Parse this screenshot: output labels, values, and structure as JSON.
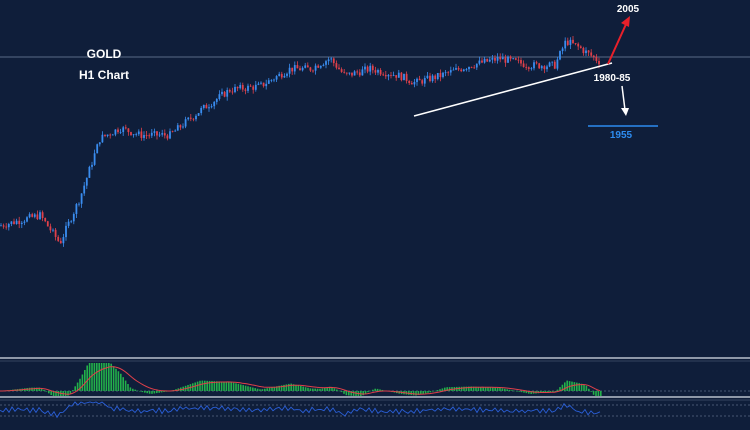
{
  "chart_data": {
    "type": "candlestick",
    "instrument": "GOLD",
    "timeframe": "H1 Chart",
    "colors": {
      "background": "#0f1e3a",
      "bull": "#3a8df0",
      "bear": "#e0404a",
      "trendline": "#ffffff",
      "support_line": "#2d8cf0",
      "up_arrow": "#e8202a",
      "down_arrow": "#ffffff",
      "histogram": "#22b04a",
      "signal": "#e0404a",
      "osc_line": "#2a5fd8"
    },
    "price_path": [
      [
        0,
        1957
      ],
      [
        40,
        1960
      ],
      [
        60,
        1952
      ],
      [
        80,
        1965
      ],
      [
        100,
        1982
      ],
      [
        120,
        1985
      ],
      [
        140,
        1983
      ],
      [
        170,
        1983
      ],
      [
        200,
        1990
      ],
      [
        230,
        1996
      ],
      [
        260,
        1997
      ],
      [
        290,
        2002
      ],
      [
        310,
        2002
      ],
      [
        330,
        2005
      ],
      [
        345,
        2000
      ],
      [
        370,
        2002
      ],
      [
        400,
        2000
      ],
      [
        415,
        1998
      ],
      [
        440,
        2000
      ],
      [
        470,
        2003
      ],
      [
        500,
        2005
      ],
      [
        530,
        2003
      ],
      [
        555,
        2003
      ],
      [
        566,
        2010
      ],
      [
        580,
        2008
      ],
      [
        600,
        2004
      ]
    ],
    "annotations": {
      "target_up": "2005",
      "support_zone": "1980-85",
      "target_down": "1955"
    },
    "indicators": [
      "histogram oscillator",
      "line oscillator"
    ]
  }
}
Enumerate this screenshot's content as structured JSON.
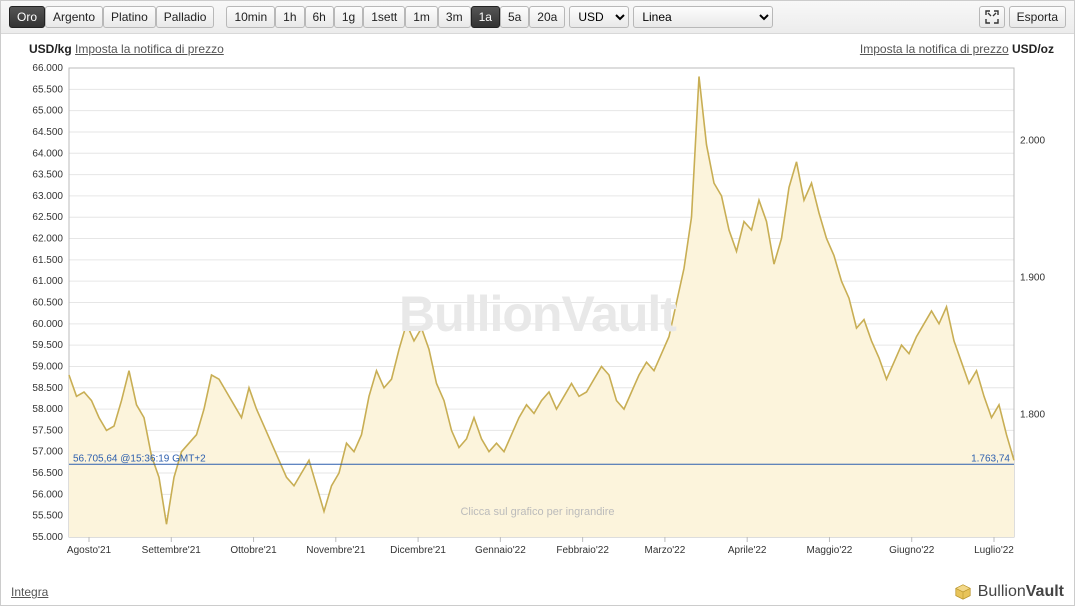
{
  "toolbar": {
    "metals": [
      "Oro",
      "Argento",
      "Platino",
      "Palladio"
    ],
    "metal_active_index": 0,
    "timeframes": [
      "10min",
      "1h",
      "6h",
      "1g",
      "1sett",
      "1m",
      "3m",
      "1a",
      "5a",
      "20a"
    ],
    "timeframe_active_index": 7,
    "currency": "USD",
    "chart_type": "Linea",
    "export_label": "Esporta"
  },
  "header": {
    "left_unit": "USD/kg",
    "left_link": "Imposta la notifica di prezzo",
    "right_link": "Imposta la notifica di prezzo",
    "right_unit": "USD/oz"
  },
  "footer": {
    "integra": "Integra",
    "brand_light": "Bullion",
    "brand_bold": "Vault"
  },
  "watermark": "BullionVault",
  "click_hint": "Clicca sul grafico per ingrandire",
  "chart": {
    "type": "area-line",
    "line_color": "#c8ae54",
    "fill_color": "#fcf4dc",
    "grid_color": "#e6e6e6",
    "axis_color": "#bbbbbb",
    "priceline_color": "#2d5fae",
    "priceline_value_left": "56.705,64",
    "priceline_time": "@15:36:19 GMT+2",
    "priceline_value_right": "1.763,74",
    "priceline_y": 56705.64,
    "y_left_min": 55000,
    "y_left_max": 66000,
    "y_left_ticks": [
      55000,
      55500,
      56000,
      56500,
      57000,
      57500,
      58000,
      58500,
      59000,
      59500,
      60000,
      60500,
      61000,
      61500,
      62000,
      62500,
      63000,
      63500,
      64000,
      64500,
      65000,
      65500,
      66000
    ],
    "y_left_labels": [
      "55.000",
      "55.500",
      "56.000",
      "56.500",
      "57.000",
      "57.500",
      "58.000",
      "58.500",
      "59.000",
      "59.500",
      "60.000",
      "60.500",
      "61.000",
      "61.500",
      "62.000",
      "62.500",
      "63.000",
      "63.500",
      "64.000",
      "64.500",
      "65.000",
      "65.500",
      "66.000"
    ],
    "y_right_ticks": [
      1800,
      1900,
      2000
    ],
    "y_right_labels": [
      "1.800",
      "1.900",
      "2.000"
    ],
    "x_labels": [
      "Agosto'21",
      "Settembre'21",
      "Ottobre'21",
      "Novembre'21",
      "Dicembre'21",
      "Gennaio'22",
      "Febbraio'22",
      "Marzo'22",
      "Aprile'22",
      "Maggio'22",
      "Giugno'22",
      "Luglio'22"
    ],
    "series": [
      58800,
      58300,
      58400,
      58200,
      57800,
      57500,
      57600,
      58200,
      58900,
      58100,
      57800,
      56900,
      56400,
      55300,
      56400,
      57000,
      57200,
      57400,
      58000,
      58800,
      58700,
      58400,
      58100,
      57800,
      58500,
      58000,
      57600,
      57200,
      56800,
      56400,
      56200,
      56500,
      56800,
      56200,
      55600,
      56200,
      56500,
      57200,
      57000,
      57400,
      58300,
      58900,
      58500,
      58700,
      59400,
      60000,
      59600,
      59900,
      59400,
      58600,
      58200,
      57500,
      57100,
      57300,
      57800,
      57300,
      57000,
      57200,
      57000,
      57400,
      57800,
      58100,
      57900,
      58200,
      58400,
      58000,
      58300,
      58600,
      58300,
      58400,
      58700,
      59000,
      58800,
      58200,
      58000,
      58400,
      58800,
      59100,
      58900,
      59300,
      59700,
      60500,
      61300,
      62500,
      65800,
      64200,
      63300,
      63000,
      62200,
      61700,
      62400,
      62200,
      62900,
      62400,
      61400,
      62000,
      63200,
      63800,
      62900,
      63300,
      62600,
      62000,
      61600,
      61000,
      60600,
      59900,
      60100,
      59600,
      59200,
      58700,
      59100,
      59500,
      59300,
      59700,
      60000,
      60300,
      60000,
      60400,
      59600,
      59100,
      58600,
      58900,
      58300,
      57800,
      58100,
      57400,
      56800
    ]
  }
}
● ● ● ● ●
**What is being asked**. Make a list of all lines in the data that contain "screenshot".

**Answer to this task**.
Parse this screenshot: output labels, values, and structure as JSON.
Enumerate this screenshot's content as structured JSON.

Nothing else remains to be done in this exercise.